Prompt |
Every entry needs to be repeated exactly, with nothing left out.

Extracted information below:

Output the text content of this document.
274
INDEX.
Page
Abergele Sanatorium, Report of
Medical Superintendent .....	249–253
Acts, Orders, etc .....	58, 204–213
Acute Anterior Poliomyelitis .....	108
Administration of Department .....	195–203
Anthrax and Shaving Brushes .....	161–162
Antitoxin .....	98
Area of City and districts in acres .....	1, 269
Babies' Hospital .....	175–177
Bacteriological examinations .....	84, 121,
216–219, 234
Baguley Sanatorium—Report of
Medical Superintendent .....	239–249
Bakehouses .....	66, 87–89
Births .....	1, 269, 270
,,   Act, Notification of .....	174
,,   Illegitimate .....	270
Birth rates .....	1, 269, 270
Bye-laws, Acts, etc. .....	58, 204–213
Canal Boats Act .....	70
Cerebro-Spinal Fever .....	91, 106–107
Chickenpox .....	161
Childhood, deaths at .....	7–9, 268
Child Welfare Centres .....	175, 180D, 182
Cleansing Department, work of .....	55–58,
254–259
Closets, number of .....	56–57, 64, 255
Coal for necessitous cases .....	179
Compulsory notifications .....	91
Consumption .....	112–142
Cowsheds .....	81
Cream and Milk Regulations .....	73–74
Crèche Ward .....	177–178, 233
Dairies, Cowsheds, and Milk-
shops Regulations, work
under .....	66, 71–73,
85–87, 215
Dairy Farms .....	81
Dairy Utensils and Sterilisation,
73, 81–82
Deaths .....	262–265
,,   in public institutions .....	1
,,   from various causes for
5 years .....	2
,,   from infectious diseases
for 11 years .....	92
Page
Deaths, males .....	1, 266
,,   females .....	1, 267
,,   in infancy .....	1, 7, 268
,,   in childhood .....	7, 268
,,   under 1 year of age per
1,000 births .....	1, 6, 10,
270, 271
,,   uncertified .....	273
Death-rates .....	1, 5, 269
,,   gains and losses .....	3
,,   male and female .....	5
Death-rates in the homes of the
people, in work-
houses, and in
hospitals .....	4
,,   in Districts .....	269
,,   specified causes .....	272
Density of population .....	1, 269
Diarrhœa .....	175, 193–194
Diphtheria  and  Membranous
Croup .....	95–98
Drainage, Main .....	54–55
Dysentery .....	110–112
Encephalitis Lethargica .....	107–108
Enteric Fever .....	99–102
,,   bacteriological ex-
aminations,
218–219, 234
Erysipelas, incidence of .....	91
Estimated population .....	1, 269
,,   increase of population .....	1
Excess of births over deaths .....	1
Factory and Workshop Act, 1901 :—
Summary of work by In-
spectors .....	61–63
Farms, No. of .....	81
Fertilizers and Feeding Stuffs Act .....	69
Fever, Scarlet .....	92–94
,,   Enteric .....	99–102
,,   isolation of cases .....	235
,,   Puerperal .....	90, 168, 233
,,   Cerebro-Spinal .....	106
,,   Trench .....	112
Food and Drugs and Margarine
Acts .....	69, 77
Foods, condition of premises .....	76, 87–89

End of Extracted information.

Solution for this problem |
Output the text content of this document.
274
INDEX.
Page
Abergele Sanatorium, Report of
Medical Superintendent .....	249–253
Acts, Orders, etc .....	58, 204–213
Acute Anterior Poliomyelitis .....	108
Administration of Department .....	195–203
Anthrax and Shaving Brushes .....	161–162
Antitoxin .....	98
Area of City and districts in acres .....	1, 269
Babies' Hospital .....	175–177
Bacteriological examinations .....	84, 121,
216–219, 234
Baguley Sanatorium—Report of
Medical Superintendent .....	239–249
Bakehouses .....	66, 87–89
Births .....	1, 269, 270
,,   Act, Notification of .....	174
,,   Illegitimate .....	270
Birth rates .....	1, 269, 270
Bye-laws, Acts, etc. .....	58, 204–213
Canal Boats Act .....	70
Cerebro-Spinal Fever .....	91, 106–107
Chickenpox .....	161
Childhood, deaths at .....	7–9, 268
Child Welfare Centres .....	175, 180D, 182
Cleansing Department, work of .....	55–58,
254–259
Closets, number of .....	56–57, 64, 255
Coal for necessitous cases .....	179
Compulsory notifications .....	91
Consumption .....	112–142
Cowsheds .....	81
Cream and Milk Regulations .....	73–74
Crèche Ward .....	177–178, 233
Dairies, Cowsheds, and Milk-
shops Regulations, work
under .....	66, 71–73,
85–87, 215
Dairy Farms .....	81
Dairy Utensils and Sterilisation,
73, 81–82
Deaths .....	262–265
,,   in public institutions .....	1
,,   from various causes for
5 years .....	2
,,   from infectious diseases
for 11 years .....	92
Page
Deaths, males .....	1, 266
,,   females .....	1, 267
,,   in infancy .....	1, 7, 268
,,   in childhood .....	7, 268
,,   under 1 year of age per
1,000 births .....	1, 6, 10,
270, 271
,,   uncertified .....	273
Death-rates .....	1, 5, 269
,,   gains and losses .....	3
,,   male and female .....	5
Death-rates in the homes of the
people, in work-
houses, and in
hospitals .....	4
,,   in Districts .....	269
,,   specified causes .....	272
Density of population .....	1, 269
Diarrhœa .....	175, 193–194
Diphtheria  and  Membranous
Croup .....	95–98
Drainage, Main .....	54–55
Dysentery .....	110–112
Encephalitis Lethargica .....	107–108
Enteric Fever .....	99–102
,,   bacteriological ex-
aminations,
218–219, 234
Erysipelas, incidence of .....	91
Estimated population .....	1, 269
,,   increase of population .....	1
Excess of births over deaths .....	1
Factory and Workshop Act, 1901 :—
Summary of work by In-
spectors .....	61–63
Farms, No. of .....	81
Fertilizers and Feeding Stuffs Act .....	69
Fever, Scarlet .....	92–94
,,   Enteric .....	99–102
,,   isolation of cases .....	235
,,   Puerperal .....	90, 168, 233
,,   Cerebro-Spinal .....	106
,,   Trench .....	112
Food and Drugs and Margarine
Acts .....	69, 77
Foods, condition of premises .....	76, 87–89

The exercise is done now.